### [INSTRUCTIONS TO FOLLOW]
Repeat, without any change, the entries presented below.

### [TASK DATA]
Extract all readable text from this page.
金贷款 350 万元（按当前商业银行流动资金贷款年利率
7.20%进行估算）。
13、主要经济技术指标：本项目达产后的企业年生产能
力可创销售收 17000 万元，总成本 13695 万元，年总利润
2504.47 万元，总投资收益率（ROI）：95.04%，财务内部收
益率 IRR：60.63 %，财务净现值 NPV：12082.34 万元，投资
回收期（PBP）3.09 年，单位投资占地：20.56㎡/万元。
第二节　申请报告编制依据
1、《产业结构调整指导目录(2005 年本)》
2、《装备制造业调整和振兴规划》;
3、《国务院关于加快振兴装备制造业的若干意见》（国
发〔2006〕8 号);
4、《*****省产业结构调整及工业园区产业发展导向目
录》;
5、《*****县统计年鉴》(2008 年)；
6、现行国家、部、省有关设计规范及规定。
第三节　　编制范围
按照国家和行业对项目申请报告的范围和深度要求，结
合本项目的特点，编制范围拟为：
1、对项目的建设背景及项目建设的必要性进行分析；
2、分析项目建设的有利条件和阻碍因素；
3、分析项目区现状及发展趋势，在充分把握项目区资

### [EXERCISE ANSWER]
Extract all readable text from this page.
金贷款 350 万元（按当前商业银行流动资金贷款年利率
7.20%进行估算）。
13、主要经济技术指标：本项目达产后的企业年生产能
力可创销售收 17000 万元，总成本 13695 万元，年总利润
2504.47 万元，总投资收益率（ROI）：95.04%，财务内部收
益率 IRR：60.63 %，财务净现值 NPV：12082.34 万元，投资
回收期（PBP）3.09 年，单位投资占地：20.56㎡/万元。
第二节　申请报告编制依据
1、《产业结构调整指导目录(2005 年本)》
2、《装备制造业调整和振兴规划》;
3、《国务院关于加快振兴装备制造业的若干意见》（国
发〔2006〕8 号);
4、《*****省产业结构调整及工业园区产业发展导向目
录》;
5、《*****县统计年鉴》(2008 年)；
6、现行国家、部、省有关设计规范及规定。
第三节　　编制范围
按照国家和行业对项目申请报告的范围和深度要求，结
合本项目的特点，编制范围拟为：
1、对项目的建设背景及项目建设的必要性进行分析；
2、分析项目建设的有利条件和阻碍因素；
3、分析项目区现状及发展趋势，在充分把握项目区资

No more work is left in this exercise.